GOAL OF THE EXERCISE: Every line that contains the word "this" should be copied.

┌─ TASK INPUT

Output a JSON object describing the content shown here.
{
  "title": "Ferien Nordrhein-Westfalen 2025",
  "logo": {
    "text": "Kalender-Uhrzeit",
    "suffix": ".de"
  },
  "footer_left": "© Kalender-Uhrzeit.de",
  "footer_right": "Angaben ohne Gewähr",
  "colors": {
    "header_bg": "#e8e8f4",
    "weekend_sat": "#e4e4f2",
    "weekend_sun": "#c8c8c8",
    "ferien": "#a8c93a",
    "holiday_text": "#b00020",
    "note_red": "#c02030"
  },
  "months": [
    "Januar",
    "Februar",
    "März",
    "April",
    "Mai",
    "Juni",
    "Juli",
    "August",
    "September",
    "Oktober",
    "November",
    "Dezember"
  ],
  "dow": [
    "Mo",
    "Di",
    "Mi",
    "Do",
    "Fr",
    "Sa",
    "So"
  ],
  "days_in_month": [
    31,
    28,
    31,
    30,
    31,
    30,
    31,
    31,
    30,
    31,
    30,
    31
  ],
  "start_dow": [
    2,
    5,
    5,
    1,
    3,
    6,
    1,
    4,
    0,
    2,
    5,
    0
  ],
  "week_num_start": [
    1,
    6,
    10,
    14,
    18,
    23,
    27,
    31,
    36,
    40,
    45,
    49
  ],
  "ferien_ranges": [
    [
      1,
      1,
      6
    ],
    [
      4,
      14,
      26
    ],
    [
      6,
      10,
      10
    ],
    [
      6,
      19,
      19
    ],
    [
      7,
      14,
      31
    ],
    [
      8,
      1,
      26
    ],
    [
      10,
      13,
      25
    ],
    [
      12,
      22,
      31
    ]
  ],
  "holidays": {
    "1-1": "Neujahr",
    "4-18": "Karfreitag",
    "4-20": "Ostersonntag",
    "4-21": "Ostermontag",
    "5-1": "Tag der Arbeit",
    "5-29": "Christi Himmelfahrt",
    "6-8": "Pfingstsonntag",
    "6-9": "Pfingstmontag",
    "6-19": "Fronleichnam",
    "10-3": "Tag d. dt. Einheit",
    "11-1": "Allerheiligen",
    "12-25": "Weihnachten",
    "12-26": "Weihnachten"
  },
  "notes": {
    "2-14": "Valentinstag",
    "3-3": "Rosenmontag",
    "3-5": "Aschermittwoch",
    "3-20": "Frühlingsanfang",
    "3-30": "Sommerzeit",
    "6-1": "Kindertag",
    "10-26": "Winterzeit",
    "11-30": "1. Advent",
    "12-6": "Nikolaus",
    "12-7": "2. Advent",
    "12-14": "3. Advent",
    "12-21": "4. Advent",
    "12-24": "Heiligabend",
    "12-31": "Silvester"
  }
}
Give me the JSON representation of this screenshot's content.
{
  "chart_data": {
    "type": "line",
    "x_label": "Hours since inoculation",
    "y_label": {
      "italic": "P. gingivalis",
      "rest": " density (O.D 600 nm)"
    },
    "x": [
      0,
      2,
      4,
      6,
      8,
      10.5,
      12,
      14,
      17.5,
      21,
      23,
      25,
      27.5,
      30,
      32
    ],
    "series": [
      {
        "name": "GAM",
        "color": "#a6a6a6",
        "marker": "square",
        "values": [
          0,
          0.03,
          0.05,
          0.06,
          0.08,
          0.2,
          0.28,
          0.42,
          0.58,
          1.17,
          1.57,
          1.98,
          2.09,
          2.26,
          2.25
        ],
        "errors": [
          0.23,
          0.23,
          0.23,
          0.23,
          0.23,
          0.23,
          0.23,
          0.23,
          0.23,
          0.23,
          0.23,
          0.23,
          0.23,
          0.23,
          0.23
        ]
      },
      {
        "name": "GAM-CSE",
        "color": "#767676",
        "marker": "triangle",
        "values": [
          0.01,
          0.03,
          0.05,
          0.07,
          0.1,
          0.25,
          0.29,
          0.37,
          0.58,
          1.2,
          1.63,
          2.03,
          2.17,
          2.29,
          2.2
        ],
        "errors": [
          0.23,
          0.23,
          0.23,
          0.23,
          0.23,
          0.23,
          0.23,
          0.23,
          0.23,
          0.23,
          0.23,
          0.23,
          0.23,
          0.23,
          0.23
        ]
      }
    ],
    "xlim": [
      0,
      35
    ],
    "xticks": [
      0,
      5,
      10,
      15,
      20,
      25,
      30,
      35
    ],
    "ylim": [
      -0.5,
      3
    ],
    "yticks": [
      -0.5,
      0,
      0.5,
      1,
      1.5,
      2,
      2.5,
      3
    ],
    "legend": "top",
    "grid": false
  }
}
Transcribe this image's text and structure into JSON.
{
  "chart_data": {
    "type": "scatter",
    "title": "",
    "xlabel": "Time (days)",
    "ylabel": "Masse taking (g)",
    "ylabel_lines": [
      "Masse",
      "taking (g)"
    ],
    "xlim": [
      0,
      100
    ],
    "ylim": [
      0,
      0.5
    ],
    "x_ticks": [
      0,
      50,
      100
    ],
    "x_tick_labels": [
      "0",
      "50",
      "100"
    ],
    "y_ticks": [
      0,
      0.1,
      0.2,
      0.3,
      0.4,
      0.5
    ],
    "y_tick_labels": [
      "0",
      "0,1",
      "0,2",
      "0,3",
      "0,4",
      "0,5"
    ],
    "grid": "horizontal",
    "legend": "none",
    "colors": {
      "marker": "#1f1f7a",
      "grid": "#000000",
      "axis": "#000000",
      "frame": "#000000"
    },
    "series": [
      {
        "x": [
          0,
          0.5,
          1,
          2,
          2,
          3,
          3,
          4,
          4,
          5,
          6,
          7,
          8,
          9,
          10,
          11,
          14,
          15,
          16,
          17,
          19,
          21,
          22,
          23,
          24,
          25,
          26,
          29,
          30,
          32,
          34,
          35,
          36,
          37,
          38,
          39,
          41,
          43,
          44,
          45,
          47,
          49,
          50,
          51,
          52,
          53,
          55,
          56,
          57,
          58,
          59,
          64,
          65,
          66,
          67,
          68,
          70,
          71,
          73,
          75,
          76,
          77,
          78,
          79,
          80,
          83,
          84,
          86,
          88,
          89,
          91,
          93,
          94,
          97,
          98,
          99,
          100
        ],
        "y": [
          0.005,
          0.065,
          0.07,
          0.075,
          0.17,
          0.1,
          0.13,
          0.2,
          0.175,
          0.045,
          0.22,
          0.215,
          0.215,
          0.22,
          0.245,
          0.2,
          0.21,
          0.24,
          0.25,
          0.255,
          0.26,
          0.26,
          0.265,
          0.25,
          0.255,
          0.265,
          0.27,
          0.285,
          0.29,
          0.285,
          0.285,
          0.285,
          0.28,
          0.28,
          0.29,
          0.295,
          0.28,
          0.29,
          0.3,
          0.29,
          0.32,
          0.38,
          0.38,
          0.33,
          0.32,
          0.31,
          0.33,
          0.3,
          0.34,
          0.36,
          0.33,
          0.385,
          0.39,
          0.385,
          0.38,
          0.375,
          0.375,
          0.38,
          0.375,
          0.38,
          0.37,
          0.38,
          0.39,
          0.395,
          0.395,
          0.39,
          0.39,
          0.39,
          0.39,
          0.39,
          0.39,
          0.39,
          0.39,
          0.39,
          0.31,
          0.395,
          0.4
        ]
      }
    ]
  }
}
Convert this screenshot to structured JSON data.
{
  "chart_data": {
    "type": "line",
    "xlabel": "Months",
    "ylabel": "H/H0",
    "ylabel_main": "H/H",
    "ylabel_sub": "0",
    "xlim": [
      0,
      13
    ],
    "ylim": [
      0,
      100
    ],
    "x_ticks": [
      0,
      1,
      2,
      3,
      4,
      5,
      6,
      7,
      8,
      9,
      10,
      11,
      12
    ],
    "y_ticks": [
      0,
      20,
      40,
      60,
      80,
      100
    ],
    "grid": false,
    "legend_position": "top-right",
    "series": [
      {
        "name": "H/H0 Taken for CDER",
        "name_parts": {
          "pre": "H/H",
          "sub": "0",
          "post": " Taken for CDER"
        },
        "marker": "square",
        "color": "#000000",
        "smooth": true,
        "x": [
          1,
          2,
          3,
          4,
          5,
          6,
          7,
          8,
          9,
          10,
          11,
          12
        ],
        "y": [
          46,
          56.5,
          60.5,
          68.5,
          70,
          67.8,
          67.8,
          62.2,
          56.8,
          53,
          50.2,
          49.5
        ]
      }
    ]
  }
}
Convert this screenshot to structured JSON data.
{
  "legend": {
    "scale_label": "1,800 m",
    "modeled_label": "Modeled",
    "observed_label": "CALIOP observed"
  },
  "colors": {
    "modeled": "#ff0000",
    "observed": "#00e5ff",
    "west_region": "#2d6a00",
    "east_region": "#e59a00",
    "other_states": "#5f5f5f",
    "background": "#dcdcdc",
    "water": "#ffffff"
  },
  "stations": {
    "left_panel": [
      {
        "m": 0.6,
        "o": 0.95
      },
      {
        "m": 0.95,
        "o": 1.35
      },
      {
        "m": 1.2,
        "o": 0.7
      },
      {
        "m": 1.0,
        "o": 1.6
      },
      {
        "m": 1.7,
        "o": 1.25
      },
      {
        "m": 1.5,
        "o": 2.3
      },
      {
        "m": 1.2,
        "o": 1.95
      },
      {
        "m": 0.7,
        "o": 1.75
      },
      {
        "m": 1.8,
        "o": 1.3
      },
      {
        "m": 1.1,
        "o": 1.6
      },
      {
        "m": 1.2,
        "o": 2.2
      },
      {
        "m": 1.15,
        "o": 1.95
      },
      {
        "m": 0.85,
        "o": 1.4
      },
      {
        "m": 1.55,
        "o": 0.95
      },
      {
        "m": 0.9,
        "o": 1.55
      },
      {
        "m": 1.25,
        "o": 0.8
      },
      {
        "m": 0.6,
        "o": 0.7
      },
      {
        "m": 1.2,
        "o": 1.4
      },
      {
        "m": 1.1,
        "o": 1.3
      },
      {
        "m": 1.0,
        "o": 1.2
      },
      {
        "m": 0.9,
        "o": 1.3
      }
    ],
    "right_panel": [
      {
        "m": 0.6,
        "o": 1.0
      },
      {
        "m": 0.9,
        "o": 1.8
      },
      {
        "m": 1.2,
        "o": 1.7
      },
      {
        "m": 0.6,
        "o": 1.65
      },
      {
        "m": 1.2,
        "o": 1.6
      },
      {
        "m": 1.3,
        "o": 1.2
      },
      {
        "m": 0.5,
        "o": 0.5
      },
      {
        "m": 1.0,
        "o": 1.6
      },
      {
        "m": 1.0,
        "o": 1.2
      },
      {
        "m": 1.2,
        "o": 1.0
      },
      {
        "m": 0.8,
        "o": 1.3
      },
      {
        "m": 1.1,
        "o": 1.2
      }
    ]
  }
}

└─

COMPLETED EXERCISE:
Give me the JSON representation of this screenshot's content.
Transcribe this image's text and structure into JSON.
Convert this screenshot to structured JSON data.
Convert this screenshot to structured JSON data.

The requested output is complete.